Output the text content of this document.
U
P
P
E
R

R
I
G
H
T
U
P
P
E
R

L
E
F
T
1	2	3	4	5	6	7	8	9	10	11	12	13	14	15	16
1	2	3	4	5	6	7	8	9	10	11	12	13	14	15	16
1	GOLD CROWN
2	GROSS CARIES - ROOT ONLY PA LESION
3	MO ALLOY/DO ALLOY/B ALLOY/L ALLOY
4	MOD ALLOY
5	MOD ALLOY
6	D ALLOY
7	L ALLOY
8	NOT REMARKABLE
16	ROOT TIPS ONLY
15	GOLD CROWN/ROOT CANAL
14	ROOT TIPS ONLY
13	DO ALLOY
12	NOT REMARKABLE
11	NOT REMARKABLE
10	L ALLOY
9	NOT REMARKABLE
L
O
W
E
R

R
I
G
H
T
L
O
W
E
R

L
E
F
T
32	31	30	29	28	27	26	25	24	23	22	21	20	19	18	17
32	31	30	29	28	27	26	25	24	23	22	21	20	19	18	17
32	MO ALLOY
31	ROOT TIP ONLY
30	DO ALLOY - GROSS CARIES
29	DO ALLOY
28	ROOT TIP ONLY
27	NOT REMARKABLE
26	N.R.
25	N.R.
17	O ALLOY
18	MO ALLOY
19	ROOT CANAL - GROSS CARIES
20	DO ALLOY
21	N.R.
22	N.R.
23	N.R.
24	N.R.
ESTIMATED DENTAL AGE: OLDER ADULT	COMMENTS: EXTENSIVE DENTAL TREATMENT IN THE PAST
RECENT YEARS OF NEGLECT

## DESCRIPTION OF THE TASK:
Go through the data above and find the lines with the word "CROWN". Copy each of those lines.

## TASK RESULT:
1	GOLD CROWN
15	GOLD CROWN/ROOT CANAL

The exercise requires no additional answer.